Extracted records
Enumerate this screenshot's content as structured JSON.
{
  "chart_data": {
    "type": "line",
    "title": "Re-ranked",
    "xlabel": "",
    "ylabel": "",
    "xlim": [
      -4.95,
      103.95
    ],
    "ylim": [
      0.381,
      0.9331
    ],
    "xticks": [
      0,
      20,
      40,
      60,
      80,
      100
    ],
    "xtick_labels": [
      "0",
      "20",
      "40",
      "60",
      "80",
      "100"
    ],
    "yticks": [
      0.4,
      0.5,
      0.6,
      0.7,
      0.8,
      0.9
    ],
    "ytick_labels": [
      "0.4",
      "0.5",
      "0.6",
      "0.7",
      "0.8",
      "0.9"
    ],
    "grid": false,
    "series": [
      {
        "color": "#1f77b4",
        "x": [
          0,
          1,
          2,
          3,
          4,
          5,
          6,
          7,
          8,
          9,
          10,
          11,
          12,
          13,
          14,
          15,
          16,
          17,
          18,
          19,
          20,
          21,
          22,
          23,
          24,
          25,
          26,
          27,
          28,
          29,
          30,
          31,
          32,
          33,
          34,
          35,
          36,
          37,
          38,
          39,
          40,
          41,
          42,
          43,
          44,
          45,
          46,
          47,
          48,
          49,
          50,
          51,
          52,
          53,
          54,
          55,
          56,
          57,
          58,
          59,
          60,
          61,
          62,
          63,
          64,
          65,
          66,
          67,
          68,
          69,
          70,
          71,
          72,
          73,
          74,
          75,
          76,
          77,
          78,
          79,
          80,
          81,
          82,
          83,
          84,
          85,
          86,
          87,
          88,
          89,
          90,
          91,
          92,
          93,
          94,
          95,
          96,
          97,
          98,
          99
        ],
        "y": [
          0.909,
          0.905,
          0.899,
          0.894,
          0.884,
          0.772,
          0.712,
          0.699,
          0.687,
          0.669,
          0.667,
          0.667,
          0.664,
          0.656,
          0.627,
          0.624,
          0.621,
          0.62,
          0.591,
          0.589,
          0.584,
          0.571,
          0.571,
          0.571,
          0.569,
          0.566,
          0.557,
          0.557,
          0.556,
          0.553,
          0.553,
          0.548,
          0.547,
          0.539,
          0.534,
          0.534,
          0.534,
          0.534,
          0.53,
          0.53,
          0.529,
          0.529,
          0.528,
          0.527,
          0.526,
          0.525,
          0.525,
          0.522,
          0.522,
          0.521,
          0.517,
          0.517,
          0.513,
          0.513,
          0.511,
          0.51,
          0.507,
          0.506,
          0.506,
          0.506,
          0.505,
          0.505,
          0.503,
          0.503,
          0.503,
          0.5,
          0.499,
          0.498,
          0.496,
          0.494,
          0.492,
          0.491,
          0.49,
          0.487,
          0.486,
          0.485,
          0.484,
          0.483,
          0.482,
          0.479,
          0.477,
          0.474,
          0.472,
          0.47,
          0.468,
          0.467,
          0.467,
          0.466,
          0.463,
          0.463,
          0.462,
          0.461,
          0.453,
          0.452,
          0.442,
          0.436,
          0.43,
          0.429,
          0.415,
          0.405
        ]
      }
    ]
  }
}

- What to produce
Copy out the full listing exactly.

- Correct result
Enumerate this screenshot's content as structured JSON.
{
  "chart_data": {
    "type": "line",
    "title": "Re-ranked",
    "xlabel": "",
    "ylabel": "",
    "xlim": [
      -4.95,
      103.95
    ],
    "ylim": [
      0.381,
      0.9331
    ],
    "xticks": [
      0,
      20,
      40,
      60,
      80,
      100
    ],
    "xtick_labels": [
      "0",
      "20",
      "40",
      "60",
      "80",
      "100"
    ],
    "yticks": [
      0.4,
      0.5,
      0.6,
      0.7,
      0.8,
      0.9
    ],
    "ytick_labels": [
      "0.4",
      "0.5",
      "0.6",
      "0.7",
      "0.8",
      "0.9"
    ],
    "grid": false,
    "series": [
      {
        "color": "#1f77b4",
        "x": [
          0,
          1,
          2,
          3,
          4,
          5,
          6,
          7,
          8,
          9,
          10,
          11,
          12,
          13,
          14,
          15,
          16,
          17,
          18,
          19,
          20,
          21,
          22,
          23,
          24,
          25,
          26,
          27,
          28,
          29,
          30,
          31,
          32,
          33,
          34,
          35,
          36,
          37,
          38,
          39,
          40,
          41,
          42,
          43,
          44,
          45,
          46,
          47,
          48,
          49,
          50,
          51,
          52,
          53,
          54,
          55,
          56,
          57,
          58,
          59,
          60,
          61,
          62,
          63,
          64,
          65,
          66,
          67,
          68,
          69,
          70,
          71,
          72,
          73,
          74,
          75,
          76,
          77,
          78,
          79,
          80,
          81,
          82,
          83,
          84,
          85,
          86,
          87,
          88,
          89,
          90,
          91,
          92,
          93,
          94,
          95,
          96,
          97,
          98,
          99
        ],
        "y": [
          0.909,
          0.905,
          0.899,
          0.894,
          0.884,
          0.772,
          0.712,
          0.699,
          0.687,
          0.669,
          0.667,
          0.667,
          0.664,
          0.656,
          0.627,
          0.624,
          0.621,
          0.62,
          0.591,
          0.589,
          0.584,
          0.571,
          0.571,
          0.571,
          0.569,
          0.566,
          0.557,
          0.557,
          0.556,
          0.553,
          0.553,
          0.548,
          0.547,
          0.539,
          0.534,
          0.534,
          0.534,
          0.534,
          0.53,
          0.53,
          0.529,
          0.529,
          0.528,
          0.527,
          0.526,
          0.525,
          0.525,
          0.522,
          0.522,
          0.521,
          0.517,
          0.517,
          0.513,
          0.513,
          0.511,
          0.51,
          0.507,
          0.506,
          0.506,
          0.506,
          0.505,
          0.505,
          0.503,
          0.503,
          0.503,
          0.5,
          0.499,
          0.498,
          0.496,
          0.494,
          0.492,
          0.491,
          0.49,
          0.487,
          0.486,
          0.485,
          0.484,
          0.483,
          0.482,
          0.479,
          0.477,
          0.474,
          0.472,
          0.47,
          0.468,
          0.467,
          0.467,
          0.466,
          0.463,
          0.463,
          0.462,
          0.461,
          0.453,
          0.452,
          0.442,
          0.436,
          0.43,
          0.429,
          0.415,
          0.405
        ]
      }
    ]
  }
}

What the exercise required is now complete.